STATED PROBLEM: Repeat all of the material exactly as given.

DATA RECORDS:

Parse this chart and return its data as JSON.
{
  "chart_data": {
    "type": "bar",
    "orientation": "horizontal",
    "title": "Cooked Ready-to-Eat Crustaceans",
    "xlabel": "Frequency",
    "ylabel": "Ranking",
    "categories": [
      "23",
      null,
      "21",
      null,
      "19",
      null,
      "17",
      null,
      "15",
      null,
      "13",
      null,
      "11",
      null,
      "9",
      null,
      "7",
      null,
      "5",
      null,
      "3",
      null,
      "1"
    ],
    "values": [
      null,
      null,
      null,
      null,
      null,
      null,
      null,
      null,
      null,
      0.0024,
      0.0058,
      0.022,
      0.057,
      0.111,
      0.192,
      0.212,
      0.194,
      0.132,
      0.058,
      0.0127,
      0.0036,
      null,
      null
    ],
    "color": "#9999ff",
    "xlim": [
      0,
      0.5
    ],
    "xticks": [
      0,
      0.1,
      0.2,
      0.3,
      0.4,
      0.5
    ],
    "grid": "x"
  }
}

RESULT OF THIS TASK:
Parse this chart and return its data as JSON.
{
  "chart_data": {
    "type": "bar",
    "orientation": "horizontal",
    "title": "Cooked Ready-to-Eat Crustaceans",
    "xlabel": "Frequency",
    "ylabel": "Ranking",
    "categories": [
      "23",
      null,
      "21",
      null,
      "19",
      null,
      "17",
      null,
      "15",
      null,
      "13",
      null,
      "11",
      null,
      "9",
      null,
      "7",
      null,
      "5",
      null,
      "3",
      null,
      "1"
    ],
    "values": [
      null,
      null,
      null,
      null,
      null,
      null,
      null,
      null,
      null,
      0.0024,
      0.0058,
      0.022,
      0.057,
      0.111,
      0.192,
      0.212,
      0.194,
      0.132,
      0.058,
      0.0127,
      0.0036,
      null,
      null
    ],
    "color": "#9999ff",
    "xlim": [
      0,
      0.5
    ],
    "xticks": [
      0,
      0.1,
      0.2,
      0.3,
      0.4,
      0.5
    ],
    "grid": "x"
  }
}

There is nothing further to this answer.